----- Provided records

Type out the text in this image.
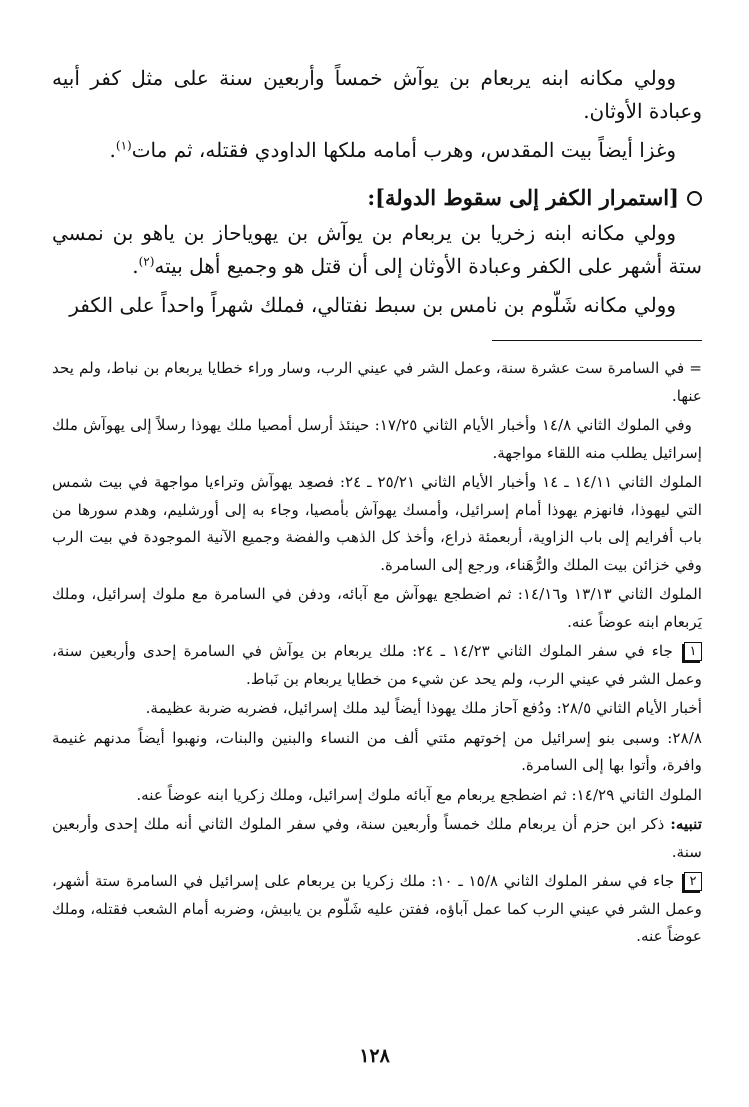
وولي مكانه ابنه يربعام بن يوآش خمساً وأربعين سنة على مثل كفر أبيه وعبادة الأوثان.

وغزا أيضاً بيت المقدس، وهرب أمامه ملكها الداودي فقتله، ثم مات$^{(١)}$.

[استمرار الكفر إلى سقوط الدولة]:

وولي مكانه ابنه زخريا بن يربعام بن يوآش بن يهوياحاز بن ياهو بن نمسي ستة أشهر على الكفر وعبادة الأوثان إلى أن قتل هو وجميع أهل بيته$^{(٢)}$.

وولي مكانه شَلّوم بن نامس بن سبط نفتالي، فملك شهراً واحداً على الكفر

= في السامرة ست عشرة سنة، وعمل الشر في عيني الرب، وسار وراء خطايا يربعام بن نباط، ولم يحد عنها.

وفي الملوك الثاني ١٤/٨ وأخبار الأيام الثاني ١٧/٢٥: حينئذ أرسل أمصيا ملك يهوذا رسلاً إلى يهوآش ملك إسرائيل يطلب منه اللقاء مواجهة.

الملوك الثاني ١٤/١١ ـ ١٤ وأخبار الأيام الثاني ٢٥/٢١ ـ ٢٤: فصعِد يهوآش وتراءيا مواجهة في بيت شمس التي ليهوذا، فانهزم يهوذا أمام إسرائيل، وأمسك يهوآش بأمصيا، وجاء به إلى أورشليم، وهدم سورها من باب أفرايم إلى باب الزاوية، أربعمئة ذراع، وأخذ كل الذهب والفضة وجميع الآنية الموجودة في بيت الرب وفي خزائن بيت الملك والرُّهَناء، ورجع إلى السامرة.

الملوك الثاني ١٣/١٣ و١٤/١٦: ثم اضطجع يهوآش مع آبائه، ودفن في السامرة مع ملوك إسرائيل، وملك يَربعام ابنه عوضاً عنه.

١ جاء في سفر الملوك الثاني ١٤/٢٣ ـ ٢٤: ملك يربعام بن يوآش في السامرة إحدى وأربعين سنة، وعمل الشر في عيني الرب، ولم يحد عن شيء من خطايا يربعام بن نَباط.

أخبار الأيام الثاني ٢٨/٥: ودُفع آحاز ملك يهوذا أيضاً ليد ملك إسرائيل، فضربه ضربة عظيمة.

٢٨/٨: وسبى بنو إسرائيل من إخوتهم مئتي ألف من النساء والبنين والبنات، ونهبوا أيضاً مدنهم غنيمة وافرة، وأتوا بها إلى السامرة.

الملوك الثاني ١٤/٢٩: ثم اضطجع يربعام مع آبائه ملوك إسرائيل، وملك زكريا ابنه عوضاً عنه.

تنبيه: ذكر ابن حزم أن يربعام ملك خمساً وأربعين سنة، وفي سفر الملوك الثاني أنه ملك إحدى وأربعين سنة.

٢ جاء في سفر الملوك الثاني ١٥/٨ ـ ١٠: ملك زكريا بن يربعام على إسرائيل في السامرة ستة أشهر، وعمل الشر في عيني الرب كما عمل آباؤه، ففتن عليه شَلّوم بن يابيش، وضربه أمام الشعب فقتله، وملك عوضاً عنه.

١٢٨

----------

● **Exercise details**
All of the material above needs to be restated exactly, with no pictures.

● **Solution to the exercise**
Type out the text in this image.
وولي مكانه ابنه يربعام بن يوآش خمساً وأربعين سنة على مثل كفر أبيه وعبادة الأوثان.

وغزا أيضاً بيت المقدس، وهرب أمامه ملكها الداودي فقتله، ثم مات$^{(١)}$.

[استمرار الكفر إلى سقوط الدولة]:

وولي مكانه ابنه زخريا بن يربعام بن يوآش بن يهوياحاز بن ياهو بن نمسي ستة أشهر على الكفر وعبادة الأوثان إلى أن قتل هو وجميع أهل بيته$^{(٢)}$.

وولي مكانه شَلّوم بن نامس بن سبط نفتالي، فملك شهراً واحداً على الكفر

= في السامرة ست عشرة سنة، وعمل الشر في عيني الرب، وسار وراء خطايا يربعام بن نباط، ولم يحد عنها.

وفي الملوك الثاني ١٤/٨ وأخبار الأيام الثاني ١٧/٢٥: حينئذ أرسل أمصيا ملك يهوذا رسلاً إلى يهوآش ملك إسرائيل يطلب منه اللقاء مواجهة.

الملوك الثاني ١٤/١١ ـ ١٤ وأخبار الأيام الثاني ٢٥/٢١ ـ ٢٤: فصعِد يهوآش وتراءيا مواجهة في بيت شمس التي ليهوذا، فانهزم يهوذا أمام إسرائيل، وأمسك يهوآش بأمصيا، وجاء به إلى أورشليم، وهدم سورها من باب أفرايم إلى باب الزاوية، أربعمئة ذراع، وأخذ كل الذهب والفضة وجميع الآنية الموجودة في بيت الرب وفي خزائن بيت الملك والرُّهَناء، ورجع إلى السامرة.

الملوك الثاني ١٣/١٣ و١٤/١٦: ثم اضطجع يهوآش مع آبائه، ودفن في السامرة مع ملوك إسرائيل، وملك يَربعام ابنه عوضاً عنه.

١ جاء في سفر الملوك الثاني ١٤/٢٣ ـ ٢٤: ملك يربعام بن يوآش في السامرة إحدى وأربعين سنة، وعمل الشر في عيني الرب، ولم يحد عن شيء من خطايا يربعام بن نَباط.

أخبار الأيام الثاني ٢٨/٥: ودُفع آحاز ملك يهوذا أيضاً ليد ملك إسرائيل، فضربه ضربة عظيمة.

٢٨/٨: وسبى بنو إسرائيل من إخوتهم مئتي ألف من النساء والبنين والبنات، ونهبوا أيضاً مدنهم غنيمة وافرة، وأتوا بها إلى السامرة.

الملوك الثاني ١٤/٢٩: ثم اضطجع يربعام مع آبائه ملوك إسرائيل، وملك زكريا ابنه عوضاً عنه.

تنبيه: ذكر ابن حزم أن يربعام ملك خمساً وأربعين سنة، وفي سفر الملوك الثاني أنه ملك إحدى وأربعين سنة.

٢ جاء في سفر الملوك الثاني ١٥/٨ ـ ١٠: ملك زكريا بن يربعام على إسرائيل في السامرة ستة أشهر، وعمل الشر في عيني الرب كما عمل آباؤه، ففتن عليه شَلّوم بن يابيش، وضربه أمام الشعب فقتله، وملك عوضاً عنه.

١٢٨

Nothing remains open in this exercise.